* Your goal *
Look for the string "value" in every line, and copy each line that has it.

* Records for this exercise *
···
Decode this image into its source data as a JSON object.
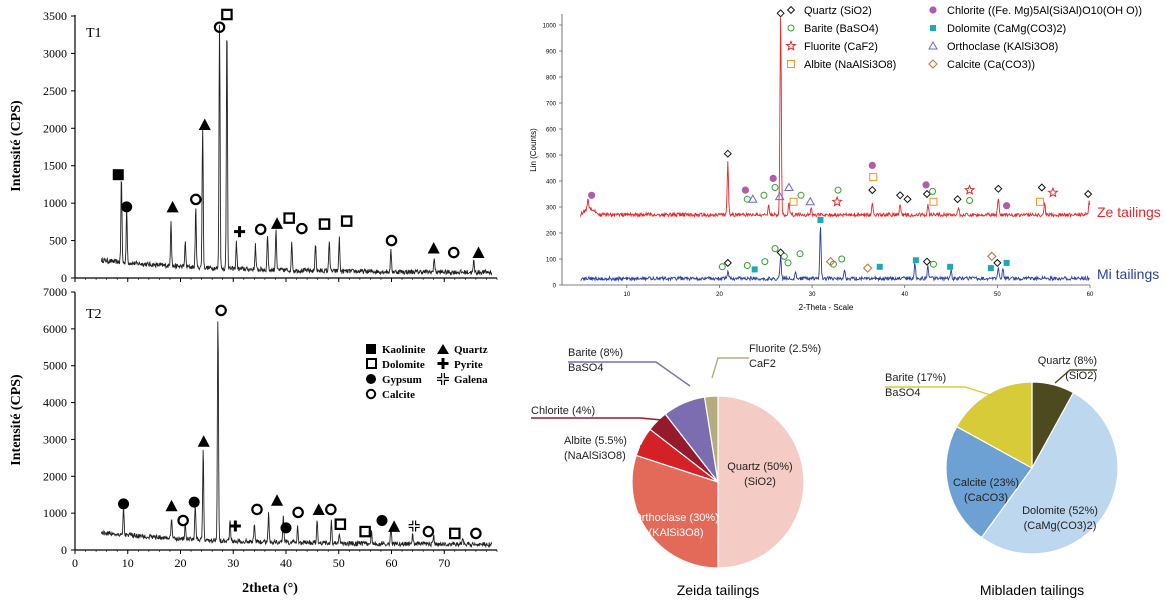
{
  "chart_data": [
    {
      "type": "line",
      "title": "T1",
      "xlabel": "",
      "ylabel": "Intensité (CPS)",
      "xlim": [
        0,
        80
      ],
      "ylim": [
        0,
        3500
      ],
      "x_ticks": [
        0,
        10,
        20,
        30,
        40,
        50,
        60,
        70
      ],
      "y_ticks": [
        0,
        500,
        1000,
        1500,
        2000,
        2500,
        3000,
        3500
      ],
      "peaks": [
        [
          8.8,
          1150
        ],
        [
          9.8,
          720
        ],
        [
          18.2,
          620
        ],
        [
          20.9,
          320
        ],
        [
          22.9,
          820
        ],
        [
          24.2,
          1900
        ],
        [
          27.4,
          3250
        ],
        [
          28.8,
          3300
        ],
        [
          30.6,
          360
        ],
        [
          34.2,
          330
        ],
        [
          36.5,
          480
        ],
        [
          38.1,
          560
        ],
        [
          41.1,
          380
        ],
        [
          45.6,
          380
        ],
        [
          48.2,
          420
        ],
        [
          50.1,
          450
        ],
        [
          59.9,
          280
        ],
        [
          68.1,
          200
        ],
        [
          75.6,
          150
        ]
      ],
      "markers": [
        {
          "sym": "kaolinite",
          "x": 8.2,
          "y": 1380
        },
        {
          "sym": "gypsum",
          "x": 9.8,
          "y": 950
        },
        {
          "sym": "quartz",
          "x": 18.5,
          "y": 950
        },
        {
          "sym": "calcite",
          "x": 22.9,
          "y": 1050
        },
        {
          "sym": "quartz",
          "x": 24.6,
          "y": 2050
        },
        {
          "sym": "calcite",
          "x": 27.4,
          "y": 3350
        },
        {
          "sym": "dolomite",
          "x": 28.8,
          "y": 3520
        },
        {
          "sym": "pyrite",
          "x": 31.2,
          "y": 620
        },
        {
          "sym": "calcite",
          "x": 35.2,
          "y": 650
        },
        {
          "sym": "quartz",
          "x": 38.3,
          "y": 730
        },
        {
          "sym": "dolomite",
          "x": 40.6,
          "y": 800
        },
        {
          "sym": "calcite",
          "x": 43.0,
          "y": 660
        },
        {
          "sym": "dolomite",
          "x": 47.3,
          "y": 720
        },
        {
          "sym": "dolomite",
          "x": 51.5,
          "y": 760
        },
        {
          "sym": "calcite",
          "x": 60.0,
          "y": 500
        },
        {
          "sym": "quartz",
          "x": 68.0,
          "y": 400
        },
        {
          "sym": "calcite",
          "x": 71.8,
          "y": 340
        },
        {
          "sym": "quartz",
          "x": 76.5,
          "y": 340
        }
      ]
    },
    {
      "type": "line",
      "title": "T2",
      "xlabel": "2theta (°)",
      "ylabel": "Intensité (CPS)",
      "xlim": [
        0,
        80
      ],
      "ylim": [
        0,
        7000
      ],
      "x_ticks": [
        0,
        10,
        20,
        30,
        40,
        50,
        60,
        70
      ],
      "y_ticks": [
        0,
        1000,
        2000,
        3000,
        4000,
        5000,
        6000,
        7000
      ],
      "peaks": [
        [
          9.2,
          700
        ],
        [
          18.3,
          520
        ],
        [
          20.9,
          380
        ],
        [
          22.8,
          950
        ],
        [
          24.3,
          2500
        ],
        [
          27.1,
          6100
        ],
        [
          29.4,
          550
        ],
        [
          34.0,
          480
        ],
        [
          36.7,
          820
        ],
        [
          39.5,
          700
        ],
        [
          42.2,
          450
        ],
        [
          45.9,
          650
        ],
        [
          48.6,
          600
        ],
        [
          50.1,
          250
        ],
        [
          56.2,
          300
        ],
        [
          59.9,
          400
        ],
        [
          64.0,
          280
        ],
        [
          68.0,
          200
        ],
        [
          73.5,
          150
        ]
      ],
      "markers": [
        {
          "sym": "gypsum",
          "x": 9.2,
          "y": 1250
        },
        {
          "sym": "quartz",
          "x": 18.3,
          "y": 1200
        },
        {
          "sym": "calcite",
          "x": 20.5,
          "y": 800
        },
        {
          "sym": "gypsum",
          "x": 22.6,
          "y": 1300
        },
        {
          "sym": "quartz",
          "x": 24.4,
          "y": 2950
        },
        {
          "sym": "calcite",
          "x": 27.7,
          "y": 6500
        },
        {
          "sym": "pyrite",
          "x": 30.4,
          "y": 650
        },
        {
          "sym": "calcite",
          "x": 34.5,
          "y": 1100
        },
        {
          "sym": "quartz",
          "x": 38.3,
          "y": 1350
        },
        {
          "sym": "gypsum",
          "x": 40.0,
          "y": 600
        },
        {
          "sym": "calcite",
          "x": 42.3,
          "y": 1020
        },
        {
          "sym": "quartz",
          "x": 46.2,
          "y": 1100
        },
        {
          "sym": "calcite",
          "x": 48.5,
          "y": 1100
        },
        {
          "sym": "dolomite",
          "x": 50.3,
          "y": 700
        },
        {
          "sym": "dolomite",
          "x": 55.0,
          "y": 500
        },
        {
          "sym": "gypsum",
          "x": 58.2,
          "y": 800
        },
        {
          "sym": "quartz",
          "x": 60.5,
          "y": 640
        },
        {
          "sym": "galena",
          "x": 64.3,
          "y": 650
        },
        {
          "sym": "calcite",
          "x": 67.0,
          "y": 500
        },
        {
          "sym": "dolomite",
          "x": 72.0,
          "y": 450
        },
        {
          "sym": "calcite",
          "x": 76.0,
          "y": 450
        }
      ]
    },
    {
      "type": "line",
      "title": "",
      "xlabel": "2-Theta - Scale",
      "ylabel": "Lin (Counts)",
      "xlim": [
        3,
        60
      ],
      "ylim": [
        0,
        1050
      ],
      "x_ticks": [
        10,
        20,
        30,
        40,
        50,
        60
      ],
      "y_ticks": [
        0,
        100,
        200,
        300,
        400,
        500,
        600,
        700,
        800,
        900,
        1000
      ],
      "series": [
        {
          "name": "Ze tailings",
          "baseline": 270,
          "peaks": [
            [
              5.8,
              40
            ],
            [
              20.9,
              200
            ],
            [
              26.6,
              760
            ],
            [
              25.3,
              40
            ],
            [
              27.5,
              50
            ],
            [
              29.9,
              30
            ],
            [
              36.5,
              50
            ],
            [
              39.5,
              40
            ],
            [
              42.5,
              40
            ],
            [
              45.8,
              30
            ],
            [
              50.1,
              70
            ],
            [
              55.1,
              40
            ],
            [
              59.9,
              50
            ]
          ]
        },
        {
          "name": "Mi tailings",
          "baseline": 25,
          "peaks": [
            [
              20.9,
              30
            ],
            [
              26.6,
              90
            ],
            [
              28.2,
              30
            ],
            [
              30.9,
              200
            ],
            [
              33.5,
              30
            ],
            [
              41.1,
              60
            ],
            [
              42.5,
              50
            ],
            [
              45.0,
              30
            ],
            [
              50.1,
              40
            ],
            [
              50.6,
              40
            ]
          ]
        }
      ],
      "markers": [
        {
          "sym": "chlorite",
          "x": 6.2,
          "y": 345
        },
        {
          "sym": "quartz",
          "x": 20.9,
          "y": 505
        },
        {
          "sym": "chlorite",
          "x": 22.8,
          "y": 365
        },
        {
          "sym": "barite",
          "x": 23.0,
          "y": 330
        },
        {
          "sym": "orthoclase",
          "x": 23.6,
          "y": 330
        },
        {
          "sym": "barite",
          "x": 24.8,
          "y": 345
        },
        {
          "sym": "barite",
          "x": 26.0,
          "y": 375
        },
        {
          "sym": "chlorite",
          "x": 25.8,
          "y": 410
        },
        {
          "sym": "orthoclase",
          "x": 26.5,
          "y": 340
        },
        {
          "sym": "quartz",
          "x": 26.6,
          "y": 1045
        },
        {
          "sym": "orthoclase",
          "x": 27.5,
          "y": 375
        },
        {
          "sym": "albite",
          "x": 28.0,
          "y": 320
        },
        {
          "sym": "barite",
          "x": 28.8,
          "y": 345
        },
        {
          "sym": "orthoclase",
          "x": 29.8,
          "y": 320
        },
        {
          "sym": "barite",
          "x": 32.8,
          "y": 365
        },
        {
          "sym": "fluorite",
          "x": 32.7,
          "y": 320
        },
        {
          "sym": "chlorite",
          "x": 36.5,
          "y": 460
        },
        {
          "sym": "albite",
          "x": 36.6,
          "y": 415
        },
        {
          "sym": "quartz",
          "x": 36.5,
          "y": 365
        },
        {
          "sym": "quartz",
          "x": 39.5,
          "y": 345
        },
        {
          "sym": "quartz",
          "x": 40.3,
          "y": 330
        },
        {
          "sym": "chlorite",
          "x": 42.3,
          "y": 385
        },
        {
          "sym": "quartz",
          "x": 42.4,
          "y": 350
        },
        {
          "sym": "barite",
          "x": 43.0,
          "y": 360
        },
        {
          "sym": "albite",
          "x": 43.1,
          "y": 320
        },
        {
          "sym": "quartz",
          "x": 45.7,
          "y": 330
        },
        {
          "sym": "fluorite",
          "x": 47.0,
          "y": 365
        },
        {
          "sym": "barite",
          "x": 47.0,
          "y": 325
        },
        {
          "sym": "quartz",
          "x": 50.1,
          "y": 370
        },
        {
          "sym": "chlorite",
          "x": 51.0,
          "y": 305
        },
        {
          "sym": "quartz",
          "x": 54.8,
          "y": 375
        },
        {
          "sym": "albite",
          "x": 54.6,
          "y": 320
        },
        {
          "sym": "fluorite",
          "x": 56.0,
          "y": 355
        },
        {
          "sym": "quartz",
          "x": 59.8,
          "y": 350
        },
        {
          "sym": "barite",
          "x": 20.3,
          "y": 70
        },
        {
          "sym": "quartz",
          "x": 20.9,
          "y": 85
        },
        {
          "sym": "barite",
          "x": 23.0,
          "y": 75
        },
        {
          "sym": "dolomite",
          "x": 23.8,
          "y": 60
        },
        {
          "sym": "barite",
          "x": 24.9,
          "y": 90
        },
        {
          "sym": "barite",
          "x": 26.0,
          "y": 140
        },
        {
          "sym": "quartz",
          "x": 26.6,
          "y": 125
        },
        {
          "sym": "barite",
          "x": 27.0,
          "y": 110
        },
        {
          "sym": "barite",
          "x": 27.4,
          "y": 85
        },
        {
          "sym": "barite",
          "x": 28.7,
          "y": 120
        },
        {
          "sym": "dolomite",
          "x": 30.9,
          "y": 250
        },
        {
          "sym": "barite",
          "x": 32.3,
          "y": 80
        },
        {
          "sym": "calcite",
          "x": 32.0,
          "y": 90
        },
        {
          "sym": "barite",
          "x": 33.2,
          "y": 100
        },
        {
          "sym": "calcite",
          "x": 36.0,
          "y": 65
        },
        {
          "sym": "dolomite",
          "x": 37.3,
          "y": 70
        },
        {
          "sym": "dolomite",
          "x": 41.2,
          "y": 95
        },
        {
          "sym": "quartz",
          "x": 42.4,
          "y": 90
        },
        {
          "sym": "barite",
          "x": 43.1,
          "y": 80
        },
        {
          "sym": "dolomite",
          "x": 44.9,
          "y": 70
        },
        {
          "sym": "dolomite",
          "x": 49.3,
          "y": 65
        },
        {
          "sym": "calcite",
          "x": 49.4,
          "y": 110
        },
        {
          "sym": "quartz",
          "x": 50.0,
          "y": 85
        },
        {
          "sym": "dolomite",
          "x": 51.0,
          "y": 85
        }
      ]
    },
    {
      "type": "pie",
      "title": "Zeida tailings",
      "slices": [
        {
          "label": "Quartz (50%)",
          "sub": "(SiO2)",
          "value": 50,
          "color": "#f4ccc5"
        },
        {
          "label": "Orthoclase (30%)",
          "sub": "(KAlSi3O8)",
          "value": 30,
          "color": "#e36a58"
        },
        {
          "label": "Albite (5.5%)",
          "sub": "(NaAlSi3O8)",
          "value": 5.5,
          "color": "#d32126"
        },
        {
          "label": "Chlorite (4%)",
          "sub": "",
          "value": 4,
          "color": "#971a2c"
        },
        {
          "label": "Barite (8%)",
          "sub": "BaSO4",
          "value": 8,
          "color": "#7b6db0"
        },
        {
          "label": "Fluorite (2.5%)",
          "sub": "CaF2",
          "value": 2.5,
          "color": "#b3ad7e"
        }
      ]
    },
    {
      "type": "pie",
      "title": "Mibladen tailings",
      "slices": [
        {
          "label": "Quartz (8%)",
          "sub": "(SiO2)",
          "value": 8,
          "color": "#4d4a20"
        },
        {
          "label": "Dolomite (52%)",
          "sub": "(CaMg(CO3)2)",
          "value": 52,
          "color": "#bdd7ee"
        },
        {
          "label": "Calcite (23%)",
          "sub": "(CaCO3)",
          "value": 23,
          "color": "#6da1d4"
        },
        {
          "label": "Barite (17%)",
          "sub": "BaSO4",
          "value": 17,
          "color": "#d8cb39"
        }
      ]
    }
  ],
  "legend_t": {
    "kaolinite": "Kaolinite",
    "quartz": "Quartz",
    "dolomite": "Dolomite",
    "pyrite": "Pyrite",
    "gypsum": "Gypsum",
    "galena": "Galena",
    "calcite": "Calcite"
  },
  "legend_xrd": {
    "quartz": "Quartz (SiO2)",
    "barite": "Barite (BaSO4)",
    "fluorite": "Fluorite (CaF2)",
    "albite": "Albite (NaAlSi3O8)",
    "chlorite": "Chlorite ((Fe. Mg)5Al(Si3Al)O10(OH O))",
    "dolomite": "Dolomite (CaMg(CO3)2)",
    "orthoclase": "Orthoclase (KAlSi3O8)",
    "calcite": "Calcite (Ca(CO3))"
  },
  "colors": {
    "ze": "#e8262a",
    "mi": "#2a3f9d",
    "quartz_x": "#111111",
    "barite_x": "#33a02c",
    "fluorite_x": "#e02a2a",
    "albite_x": "#f0932b",
    "chlorite_x": "#b15bb0",
    "dolomite_x": "#1aa9b5",
    "orthoclase_x": "#6b6bc4",
    "calcite_x": "#c8753a"
  }
}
···
* Answer to the exercise *
          "value": 50,
          "value": 30,
          "value": 5.5,
          "value": 4,
          "value": 8,
          "value": 2.5,
          "value": 8,
          "value": 52,
          "value": 23,
          "value": 17,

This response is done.